(EXCERPTED PASSAGE):
>> start

Business continuity planning for digital assets is usually treated as an afterthought—something you'll handle "later." But later often arrives during a crisis, when you're scrambling to regain control of critical accounts while your website is down.
The foundation of a proper continuity plan isn't complicated. It's knowing: Who has access to what? What happens if they can't perform their role? And how do you transfer control if you need to?
What "access" actually means for your business
Most businesses don't fully catalog their digital assets until something breaks. Start by listing what you actually need to keep online and running:
Domain registrar access: Where your domain name is registered (GoDaddy, Namecheap, Google Domains, etc.). This is where you renew your domain, point it to a new host, or transfer it elsewhere. If nobody but one person can log in, you can't act if that person is unavailable.
Hosting account access: Whether you're on shared hosting, a VPS, or a managed cloud platform, you need admin-level access to the account itself. This is separate from having SSH access to the server—it's the ability to spin up new servers, adjust billing, or migrate to a new provider.
Email account access: If your business email is hosted on the same platform as your website, or in a separate service like Google Workspace or Microsoft 365, someone needs to be able to reset passwords and recover access if the primary user account is locked out.
Code repository access: If your website is custom-built, your code lives somewhere—GitHub, GitLab, Bitbucket, or an internal server. Access to this means being able to deploy changes or hand off the codebase to a new developer.
SSL certificate and security keys: Your SSL certificate (the thing that makes your site HTTPS) has to be renewed periodically. If only one person has access to the account where it's managed, you have a problem when renewal time comes and they're unavailable.
CMS or website platform access: Whether you use WordPress, Webflow, Contentful, or a custom admin panel, you need login credentials and, critically, access to account settings and user management.
Analytics and tracking tools: Google Analytics, SEO tools, customer data platforms. These aren't critical for uptime, but losing access means losing visibility into how your site is performing.

>> end

(Element and region listings):
>> start

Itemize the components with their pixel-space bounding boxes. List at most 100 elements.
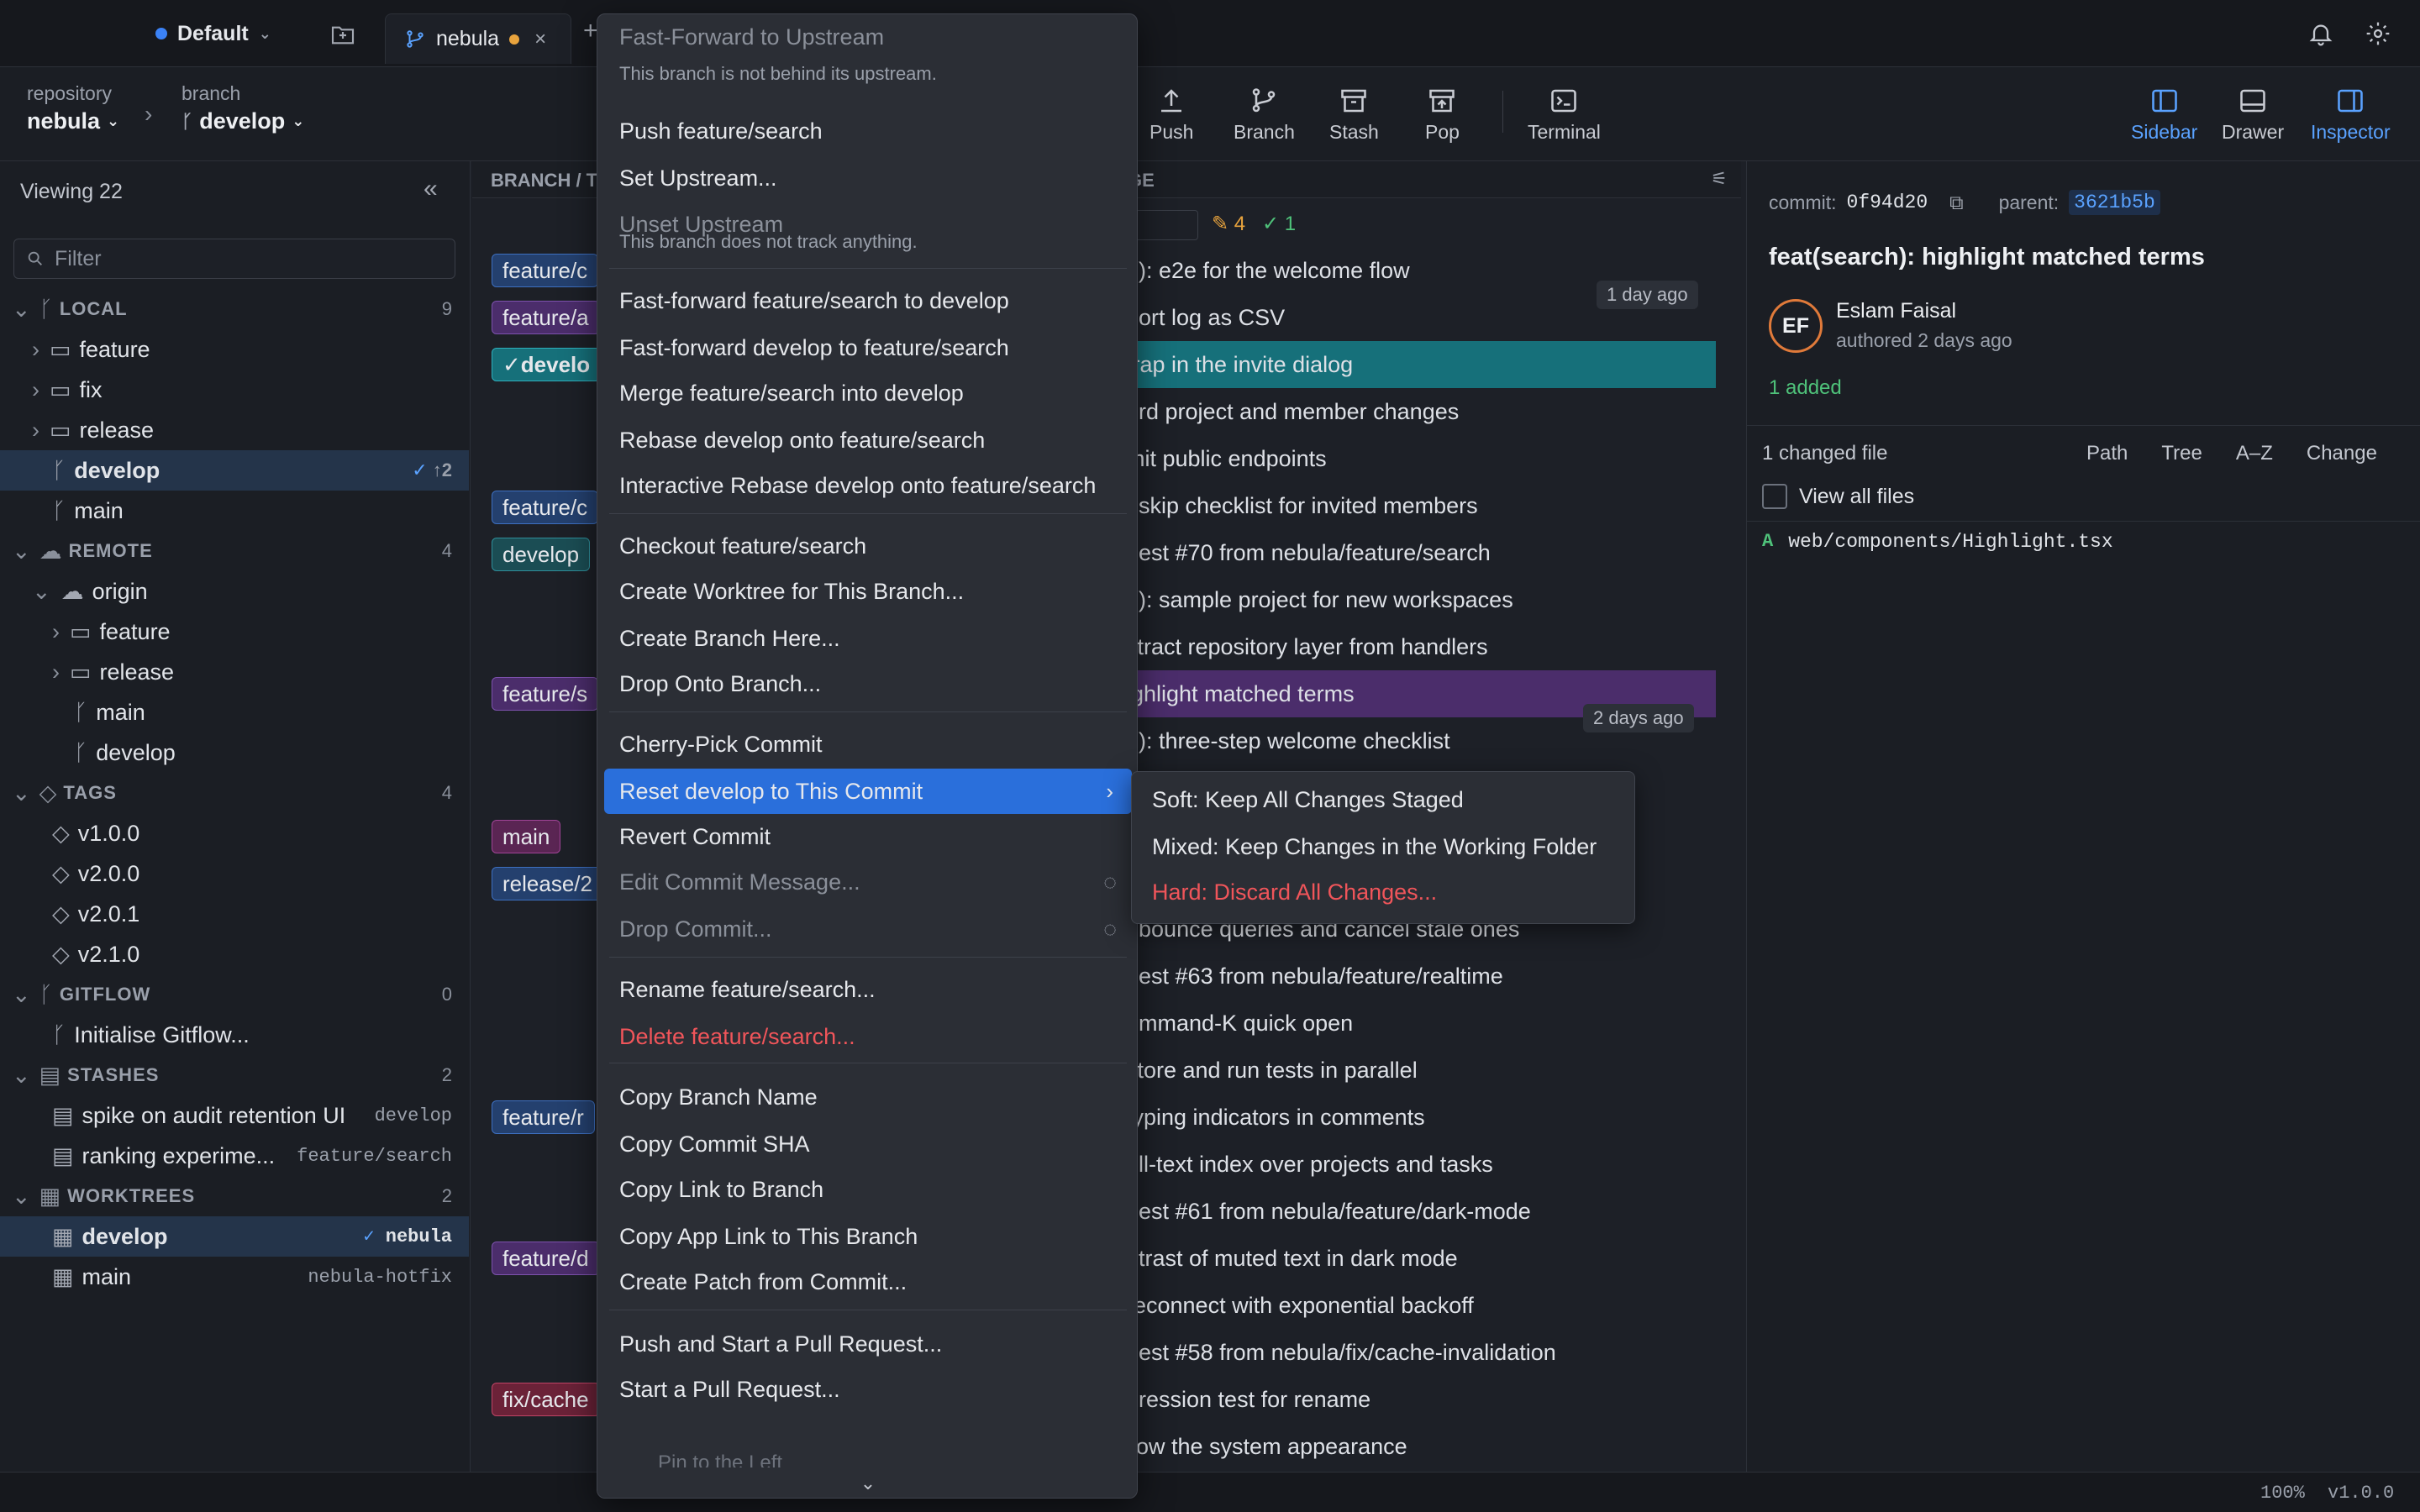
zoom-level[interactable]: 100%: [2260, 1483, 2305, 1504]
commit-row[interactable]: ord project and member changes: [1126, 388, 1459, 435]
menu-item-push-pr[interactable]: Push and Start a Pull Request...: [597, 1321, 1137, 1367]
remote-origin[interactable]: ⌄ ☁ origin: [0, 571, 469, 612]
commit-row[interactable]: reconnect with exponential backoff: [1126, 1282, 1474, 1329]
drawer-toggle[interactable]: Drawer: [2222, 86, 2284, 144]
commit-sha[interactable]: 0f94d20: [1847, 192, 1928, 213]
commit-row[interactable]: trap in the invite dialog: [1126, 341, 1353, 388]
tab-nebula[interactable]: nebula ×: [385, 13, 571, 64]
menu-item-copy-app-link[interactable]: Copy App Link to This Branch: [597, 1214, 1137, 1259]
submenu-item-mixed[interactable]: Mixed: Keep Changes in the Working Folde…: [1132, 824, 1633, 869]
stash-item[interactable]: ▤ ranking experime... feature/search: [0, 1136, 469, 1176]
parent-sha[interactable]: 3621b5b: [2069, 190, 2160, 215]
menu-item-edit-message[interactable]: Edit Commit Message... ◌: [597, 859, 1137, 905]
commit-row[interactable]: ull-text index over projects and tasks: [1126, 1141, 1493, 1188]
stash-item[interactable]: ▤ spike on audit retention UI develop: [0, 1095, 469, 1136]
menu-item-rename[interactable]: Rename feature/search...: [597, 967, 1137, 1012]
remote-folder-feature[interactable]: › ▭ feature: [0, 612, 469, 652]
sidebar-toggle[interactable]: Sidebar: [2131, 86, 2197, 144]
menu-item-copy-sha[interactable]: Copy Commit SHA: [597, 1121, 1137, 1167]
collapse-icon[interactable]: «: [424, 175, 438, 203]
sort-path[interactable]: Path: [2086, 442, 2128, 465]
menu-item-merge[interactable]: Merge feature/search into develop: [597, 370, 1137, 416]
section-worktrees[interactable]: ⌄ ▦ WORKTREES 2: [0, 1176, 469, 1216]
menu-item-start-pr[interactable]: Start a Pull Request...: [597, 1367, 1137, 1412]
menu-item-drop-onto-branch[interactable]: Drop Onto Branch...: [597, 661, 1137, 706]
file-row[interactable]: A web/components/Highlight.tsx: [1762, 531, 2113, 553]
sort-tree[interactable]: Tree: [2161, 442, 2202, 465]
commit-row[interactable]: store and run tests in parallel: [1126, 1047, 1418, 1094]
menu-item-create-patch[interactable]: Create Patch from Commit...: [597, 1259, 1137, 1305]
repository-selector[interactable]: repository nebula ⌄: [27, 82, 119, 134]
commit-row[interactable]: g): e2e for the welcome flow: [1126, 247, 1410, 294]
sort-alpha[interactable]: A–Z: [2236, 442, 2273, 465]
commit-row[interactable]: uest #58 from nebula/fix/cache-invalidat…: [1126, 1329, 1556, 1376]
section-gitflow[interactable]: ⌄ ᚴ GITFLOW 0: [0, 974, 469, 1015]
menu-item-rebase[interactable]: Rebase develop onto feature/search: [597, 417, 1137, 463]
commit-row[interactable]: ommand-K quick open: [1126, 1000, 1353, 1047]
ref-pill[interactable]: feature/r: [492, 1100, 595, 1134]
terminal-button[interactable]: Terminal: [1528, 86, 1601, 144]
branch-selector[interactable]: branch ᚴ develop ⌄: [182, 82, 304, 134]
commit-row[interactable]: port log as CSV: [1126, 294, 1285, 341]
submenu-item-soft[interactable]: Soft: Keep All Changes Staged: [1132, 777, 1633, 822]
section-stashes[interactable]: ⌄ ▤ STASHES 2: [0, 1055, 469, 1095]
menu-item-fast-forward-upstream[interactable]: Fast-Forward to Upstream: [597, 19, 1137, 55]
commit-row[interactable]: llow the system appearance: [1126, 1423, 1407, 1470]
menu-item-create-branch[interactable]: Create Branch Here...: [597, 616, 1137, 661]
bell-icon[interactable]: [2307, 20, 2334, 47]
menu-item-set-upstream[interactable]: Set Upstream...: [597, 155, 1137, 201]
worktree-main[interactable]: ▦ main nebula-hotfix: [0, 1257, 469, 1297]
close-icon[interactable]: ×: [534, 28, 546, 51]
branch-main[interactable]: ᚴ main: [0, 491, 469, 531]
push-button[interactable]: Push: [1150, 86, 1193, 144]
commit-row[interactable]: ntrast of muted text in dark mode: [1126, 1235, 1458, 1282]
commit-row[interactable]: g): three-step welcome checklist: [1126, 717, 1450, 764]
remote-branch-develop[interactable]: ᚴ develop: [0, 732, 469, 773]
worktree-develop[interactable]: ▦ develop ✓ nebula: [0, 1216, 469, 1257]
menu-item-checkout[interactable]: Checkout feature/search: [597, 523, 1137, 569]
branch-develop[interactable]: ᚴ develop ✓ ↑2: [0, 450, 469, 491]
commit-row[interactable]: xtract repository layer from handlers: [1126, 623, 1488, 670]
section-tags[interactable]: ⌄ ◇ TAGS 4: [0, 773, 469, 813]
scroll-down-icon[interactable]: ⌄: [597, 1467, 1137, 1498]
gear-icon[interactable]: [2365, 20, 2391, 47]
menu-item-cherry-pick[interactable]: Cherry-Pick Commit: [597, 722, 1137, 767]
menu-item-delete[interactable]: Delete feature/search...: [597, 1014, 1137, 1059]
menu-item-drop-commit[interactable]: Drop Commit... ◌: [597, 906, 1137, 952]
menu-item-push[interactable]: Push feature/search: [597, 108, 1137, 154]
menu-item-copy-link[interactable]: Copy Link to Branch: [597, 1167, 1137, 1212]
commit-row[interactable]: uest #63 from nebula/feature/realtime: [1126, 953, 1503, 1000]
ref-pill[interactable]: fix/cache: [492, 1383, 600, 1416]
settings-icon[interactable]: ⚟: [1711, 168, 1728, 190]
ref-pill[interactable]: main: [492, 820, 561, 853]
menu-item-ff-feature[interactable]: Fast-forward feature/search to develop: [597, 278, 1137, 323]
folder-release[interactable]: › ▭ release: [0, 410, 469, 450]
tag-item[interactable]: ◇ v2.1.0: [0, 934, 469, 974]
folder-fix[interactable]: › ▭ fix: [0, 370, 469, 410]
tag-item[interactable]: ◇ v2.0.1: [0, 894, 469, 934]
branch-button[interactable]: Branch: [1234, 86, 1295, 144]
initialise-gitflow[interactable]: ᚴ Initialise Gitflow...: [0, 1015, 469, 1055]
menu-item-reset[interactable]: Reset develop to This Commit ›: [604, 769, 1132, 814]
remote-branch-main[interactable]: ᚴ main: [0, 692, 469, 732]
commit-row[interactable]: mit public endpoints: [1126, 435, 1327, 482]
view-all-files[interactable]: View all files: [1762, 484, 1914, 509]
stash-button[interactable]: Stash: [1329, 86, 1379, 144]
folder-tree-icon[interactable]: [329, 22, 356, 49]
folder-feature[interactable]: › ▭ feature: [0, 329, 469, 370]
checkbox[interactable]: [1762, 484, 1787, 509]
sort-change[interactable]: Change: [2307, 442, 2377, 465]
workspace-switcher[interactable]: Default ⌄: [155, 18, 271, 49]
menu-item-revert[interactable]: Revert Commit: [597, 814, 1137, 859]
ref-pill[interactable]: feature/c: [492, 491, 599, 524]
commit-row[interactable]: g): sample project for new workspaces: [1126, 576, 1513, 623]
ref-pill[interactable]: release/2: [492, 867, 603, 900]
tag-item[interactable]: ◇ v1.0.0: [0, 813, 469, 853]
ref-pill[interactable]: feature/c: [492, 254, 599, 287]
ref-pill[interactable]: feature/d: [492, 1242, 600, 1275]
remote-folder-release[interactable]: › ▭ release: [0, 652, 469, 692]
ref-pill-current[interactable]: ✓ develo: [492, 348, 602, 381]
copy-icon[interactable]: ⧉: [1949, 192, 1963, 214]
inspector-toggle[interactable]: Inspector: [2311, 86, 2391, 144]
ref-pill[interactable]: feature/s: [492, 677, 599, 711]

>> end

(REQUIRED WORK):
• A. Does the continuity-planning passage support each statement? Answer yes or no and quote the words that decide it. (i) Analytics and tracking tools are critical for keeping a site up. (ii) Admin-level access to a hosting account is different from SSH access to the server. (iii) An SSL certificate must be renewed from time to time.
• B. Shorten the paragraph of the continuity-planning passage that begins "Hosting account access" and keep its main facts.
Answer from the continuity-planning passage alone.

(PROBLEM SOLUTIONS):
• A.
(i) No: "These aren't critical for uptime, but losing access means losing visibility into how your site is performing."
(ii) Yes: "This is separate from having SSH access to the server"
(iii) Yes: "Your SSL certificate (the thing that makes your site HTTPS) has to be renewed periodically."

• B. Hosting account access: On shared hosting, a VPS, or a managed cloud platform, you need admin-level access to the account itself. This is distinct from SSH access to the server. It lets you spin up new servers, adjust billing, or move to a new provider.